▶ SET TASK:
Extract every line that contains the word "timestamp".

▶ DATASET CONTENT:
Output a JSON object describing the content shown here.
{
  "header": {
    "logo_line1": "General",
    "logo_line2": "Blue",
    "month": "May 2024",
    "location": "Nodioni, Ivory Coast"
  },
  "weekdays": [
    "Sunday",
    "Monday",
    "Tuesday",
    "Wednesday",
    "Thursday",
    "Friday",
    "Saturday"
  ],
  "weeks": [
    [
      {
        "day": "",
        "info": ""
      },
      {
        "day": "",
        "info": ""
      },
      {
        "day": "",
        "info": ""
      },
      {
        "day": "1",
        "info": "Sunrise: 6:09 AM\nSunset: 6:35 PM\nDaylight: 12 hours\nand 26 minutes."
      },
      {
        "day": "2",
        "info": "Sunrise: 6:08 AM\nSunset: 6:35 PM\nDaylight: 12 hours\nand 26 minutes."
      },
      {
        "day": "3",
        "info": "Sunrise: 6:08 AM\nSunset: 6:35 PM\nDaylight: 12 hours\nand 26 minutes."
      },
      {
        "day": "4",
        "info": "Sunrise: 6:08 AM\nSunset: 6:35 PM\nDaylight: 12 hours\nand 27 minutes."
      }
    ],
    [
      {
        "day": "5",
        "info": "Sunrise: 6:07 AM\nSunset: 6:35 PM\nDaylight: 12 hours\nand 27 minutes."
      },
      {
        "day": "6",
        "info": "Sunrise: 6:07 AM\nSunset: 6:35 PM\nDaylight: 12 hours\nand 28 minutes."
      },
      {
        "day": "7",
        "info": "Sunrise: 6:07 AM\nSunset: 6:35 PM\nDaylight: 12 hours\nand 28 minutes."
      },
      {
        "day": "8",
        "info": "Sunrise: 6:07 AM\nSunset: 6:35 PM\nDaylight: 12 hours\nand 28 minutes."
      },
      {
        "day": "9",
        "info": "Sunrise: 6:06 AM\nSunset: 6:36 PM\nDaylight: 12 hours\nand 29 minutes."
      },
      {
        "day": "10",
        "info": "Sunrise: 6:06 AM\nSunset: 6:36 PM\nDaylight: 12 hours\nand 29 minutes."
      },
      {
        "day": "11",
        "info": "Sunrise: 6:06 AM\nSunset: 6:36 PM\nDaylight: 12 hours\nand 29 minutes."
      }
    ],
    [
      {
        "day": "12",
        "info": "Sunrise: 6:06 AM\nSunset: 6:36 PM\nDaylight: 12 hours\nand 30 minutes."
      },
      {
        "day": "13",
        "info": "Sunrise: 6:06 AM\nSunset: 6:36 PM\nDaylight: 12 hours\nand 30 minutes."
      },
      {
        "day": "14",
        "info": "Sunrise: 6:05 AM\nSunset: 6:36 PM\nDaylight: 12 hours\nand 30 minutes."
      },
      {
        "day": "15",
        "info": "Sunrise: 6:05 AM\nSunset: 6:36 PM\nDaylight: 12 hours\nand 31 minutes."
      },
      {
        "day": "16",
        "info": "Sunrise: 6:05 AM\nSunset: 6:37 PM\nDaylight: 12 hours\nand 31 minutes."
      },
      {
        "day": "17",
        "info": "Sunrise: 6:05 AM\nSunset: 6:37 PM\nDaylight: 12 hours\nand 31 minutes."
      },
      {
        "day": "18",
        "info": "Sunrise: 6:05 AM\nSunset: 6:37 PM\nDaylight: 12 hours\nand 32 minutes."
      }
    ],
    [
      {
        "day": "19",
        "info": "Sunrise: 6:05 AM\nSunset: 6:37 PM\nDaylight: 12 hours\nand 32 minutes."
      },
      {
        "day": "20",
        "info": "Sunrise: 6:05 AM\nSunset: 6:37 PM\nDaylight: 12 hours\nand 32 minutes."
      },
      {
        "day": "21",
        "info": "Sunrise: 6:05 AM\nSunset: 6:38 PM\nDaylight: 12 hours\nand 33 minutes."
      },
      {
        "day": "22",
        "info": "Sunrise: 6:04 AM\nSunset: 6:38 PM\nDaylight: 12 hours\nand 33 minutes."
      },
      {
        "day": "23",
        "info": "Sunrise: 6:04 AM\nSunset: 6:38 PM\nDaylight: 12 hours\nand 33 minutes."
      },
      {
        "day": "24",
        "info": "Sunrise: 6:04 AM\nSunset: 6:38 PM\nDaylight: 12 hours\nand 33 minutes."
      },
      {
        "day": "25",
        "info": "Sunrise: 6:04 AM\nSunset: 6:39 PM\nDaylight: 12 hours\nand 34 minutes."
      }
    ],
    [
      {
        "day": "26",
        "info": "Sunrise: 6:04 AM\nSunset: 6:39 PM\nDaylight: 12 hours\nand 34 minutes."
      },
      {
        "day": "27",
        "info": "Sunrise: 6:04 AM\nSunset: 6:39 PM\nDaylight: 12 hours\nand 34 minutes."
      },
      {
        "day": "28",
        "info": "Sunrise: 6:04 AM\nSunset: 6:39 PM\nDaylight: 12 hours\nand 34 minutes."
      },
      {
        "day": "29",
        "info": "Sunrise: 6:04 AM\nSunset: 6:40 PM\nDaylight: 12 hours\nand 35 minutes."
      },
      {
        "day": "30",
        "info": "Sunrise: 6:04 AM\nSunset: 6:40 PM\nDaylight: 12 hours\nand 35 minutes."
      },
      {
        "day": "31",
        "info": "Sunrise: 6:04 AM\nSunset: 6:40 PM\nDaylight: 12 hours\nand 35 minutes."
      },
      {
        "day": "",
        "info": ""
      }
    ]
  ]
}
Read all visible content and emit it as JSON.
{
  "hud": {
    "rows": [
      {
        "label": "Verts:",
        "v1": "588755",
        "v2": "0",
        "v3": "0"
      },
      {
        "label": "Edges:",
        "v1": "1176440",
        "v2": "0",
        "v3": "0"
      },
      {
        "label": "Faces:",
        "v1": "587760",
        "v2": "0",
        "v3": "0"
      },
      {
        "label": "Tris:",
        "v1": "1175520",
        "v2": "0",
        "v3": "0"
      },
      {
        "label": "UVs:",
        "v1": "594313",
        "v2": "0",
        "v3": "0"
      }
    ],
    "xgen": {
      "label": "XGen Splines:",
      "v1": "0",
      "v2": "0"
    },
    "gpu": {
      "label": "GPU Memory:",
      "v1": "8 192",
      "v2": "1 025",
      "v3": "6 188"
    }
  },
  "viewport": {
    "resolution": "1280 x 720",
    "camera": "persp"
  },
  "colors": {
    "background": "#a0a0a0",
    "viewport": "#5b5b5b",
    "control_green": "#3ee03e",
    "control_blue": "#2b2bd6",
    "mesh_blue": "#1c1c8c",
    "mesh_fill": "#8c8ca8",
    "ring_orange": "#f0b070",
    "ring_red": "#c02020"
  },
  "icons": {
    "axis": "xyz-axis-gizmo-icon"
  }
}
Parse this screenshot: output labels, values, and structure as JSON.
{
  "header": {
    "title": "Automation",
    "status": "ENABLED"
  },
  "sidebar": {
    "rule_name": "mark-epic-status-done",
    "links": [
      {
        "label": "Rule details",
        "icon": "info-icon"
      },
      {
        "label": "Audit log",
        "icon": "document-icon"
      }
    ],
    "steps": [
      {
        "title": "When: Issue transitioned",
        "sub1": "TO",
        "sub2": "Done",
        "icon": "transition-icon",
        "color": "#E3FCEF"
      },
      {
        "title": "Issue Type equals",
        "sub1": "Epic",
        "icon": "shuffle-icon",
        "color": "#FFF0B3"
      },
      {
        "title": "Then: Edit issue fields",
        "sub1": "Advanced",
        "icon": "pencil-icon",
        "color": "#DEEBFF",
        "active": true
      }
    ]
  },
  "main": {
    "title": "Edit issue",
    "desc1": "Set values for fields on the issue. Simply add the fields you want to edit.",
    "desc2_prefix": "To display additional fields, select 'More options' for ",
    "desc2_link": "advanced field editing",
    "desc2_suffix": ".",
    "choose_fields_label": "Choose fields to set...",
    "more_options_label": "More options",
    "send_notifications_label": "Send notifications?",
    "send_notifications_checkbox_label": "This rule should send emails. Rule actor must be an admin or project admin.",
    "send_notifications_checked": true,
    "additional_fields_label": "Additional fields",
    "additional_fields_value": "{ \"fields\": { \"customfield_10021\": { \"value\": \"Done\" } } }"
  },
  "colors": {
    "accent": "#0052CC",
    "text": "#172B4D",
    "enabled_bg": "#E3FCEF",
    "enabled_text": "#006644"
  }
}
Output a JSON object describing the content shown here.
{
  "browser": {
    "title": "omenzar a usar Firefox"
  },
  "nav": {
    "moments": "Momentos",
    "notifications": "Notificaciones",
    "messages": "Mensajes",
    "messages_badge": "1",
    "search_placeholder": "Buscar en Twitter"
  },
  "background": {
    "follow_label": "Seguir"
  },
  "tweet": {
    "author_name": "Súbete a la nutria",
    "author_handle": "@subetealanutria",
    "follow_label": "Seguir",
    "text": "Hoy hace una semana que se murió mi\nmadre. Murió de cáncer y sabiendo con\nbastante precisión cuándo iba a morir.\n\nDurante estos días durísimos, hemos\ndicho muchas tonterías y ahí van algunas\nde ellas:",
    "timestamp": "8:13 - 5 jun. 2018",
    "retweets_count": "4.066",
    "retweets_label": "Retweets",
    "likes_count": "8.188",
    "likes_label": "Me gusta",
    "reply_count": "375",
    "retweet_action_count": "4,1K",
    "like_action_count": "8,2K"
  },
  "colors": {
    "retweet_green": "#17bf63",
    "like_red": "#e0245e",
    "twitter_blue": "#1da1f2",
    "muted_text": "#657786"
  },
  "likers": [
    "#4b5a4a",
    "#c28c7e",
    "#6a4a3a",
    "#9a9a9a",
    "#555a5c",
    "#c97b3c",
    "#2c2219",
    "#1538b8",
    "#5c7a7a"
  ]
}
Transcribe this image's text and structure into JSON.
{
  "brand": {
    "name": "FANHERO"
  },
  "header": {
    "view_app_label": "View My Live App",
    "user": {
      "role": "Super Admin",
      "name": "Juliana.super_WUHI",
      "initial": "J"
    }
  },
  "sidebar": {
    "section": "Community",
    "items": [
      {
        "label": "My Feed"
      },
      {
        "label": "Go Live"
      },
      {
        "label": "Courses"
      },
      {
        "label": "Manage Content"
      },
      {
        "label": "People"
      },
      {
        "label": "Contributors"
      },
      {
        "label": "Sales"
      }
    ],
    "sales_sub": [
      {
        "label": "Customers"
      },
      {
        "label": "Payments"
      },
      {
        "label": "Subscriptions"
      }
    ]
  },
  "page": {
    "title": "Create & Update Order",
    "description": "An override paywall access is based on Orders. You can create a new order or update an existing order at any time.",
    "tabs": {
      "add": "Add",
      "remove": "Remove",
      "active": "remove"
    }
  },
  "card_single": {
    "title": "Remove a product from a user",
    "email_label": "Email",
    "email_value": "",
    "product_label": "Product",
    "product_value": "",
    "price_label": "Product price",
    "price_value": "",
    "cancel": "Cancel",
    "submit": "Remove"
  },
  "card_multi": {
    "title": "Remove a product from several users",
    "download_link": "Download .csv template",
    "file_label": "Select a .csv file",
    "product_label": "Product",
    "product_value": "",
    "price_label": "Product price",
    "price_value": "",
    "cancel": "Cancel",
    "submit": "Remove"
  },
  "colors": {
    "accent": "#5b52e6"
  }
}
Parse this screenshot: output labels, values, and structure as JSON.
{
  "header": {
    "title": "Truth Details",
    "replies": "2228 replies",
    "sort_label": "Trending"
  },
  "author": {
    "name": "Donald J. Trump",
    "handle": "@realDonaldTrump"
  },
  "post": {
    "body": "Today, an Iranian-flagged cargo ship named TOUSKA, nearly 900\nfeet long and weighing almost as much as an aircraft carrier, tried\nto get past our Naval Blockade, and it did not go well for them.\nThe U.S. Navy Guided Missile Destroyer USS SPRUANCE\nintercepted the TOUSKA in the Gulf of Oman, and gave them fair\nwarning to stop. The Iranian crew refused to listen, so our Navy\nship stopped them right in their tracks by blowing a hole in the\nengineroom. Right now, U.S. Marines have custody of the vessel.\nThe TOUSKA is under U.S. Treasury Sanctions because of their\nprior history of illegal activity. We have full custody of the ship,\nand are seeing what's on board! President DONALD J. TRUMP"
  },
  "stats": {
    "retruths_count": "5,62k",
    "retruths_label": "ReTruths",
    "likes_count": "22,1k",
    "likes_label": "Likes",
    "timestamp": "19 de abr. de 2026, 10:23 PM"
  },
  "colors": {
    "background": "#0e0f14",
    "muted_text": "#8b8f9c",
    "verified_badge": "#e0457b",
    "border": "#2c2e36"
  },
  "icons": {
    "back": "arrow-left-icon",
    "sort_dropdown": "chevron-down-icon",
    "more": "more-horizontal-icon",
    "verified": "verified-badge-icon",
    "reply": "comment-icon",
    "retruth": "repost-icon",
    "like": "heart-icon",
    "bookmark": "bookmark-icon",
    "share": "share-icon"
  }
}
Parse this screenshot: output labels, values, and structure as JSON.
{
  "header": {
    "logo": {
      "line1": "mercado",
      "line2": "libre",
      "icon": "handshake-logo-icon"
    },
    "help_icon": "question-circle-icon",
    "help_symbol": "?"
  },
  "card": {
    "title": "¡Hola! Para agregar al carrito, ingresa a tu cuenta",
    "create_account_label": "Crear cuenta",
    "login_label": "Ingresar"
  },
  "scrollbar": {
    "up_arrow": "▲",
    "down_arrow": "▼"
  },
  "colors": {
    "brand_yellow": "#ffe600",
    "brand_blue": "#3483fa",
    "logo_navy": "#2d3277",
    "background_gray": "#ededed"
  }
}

▶ EXERCISE SOLUTION:
    "timestamp": "8:13 - 5 jun. 2018",
    "timestamp": "19 de abr. de 2026, 10:23 PM"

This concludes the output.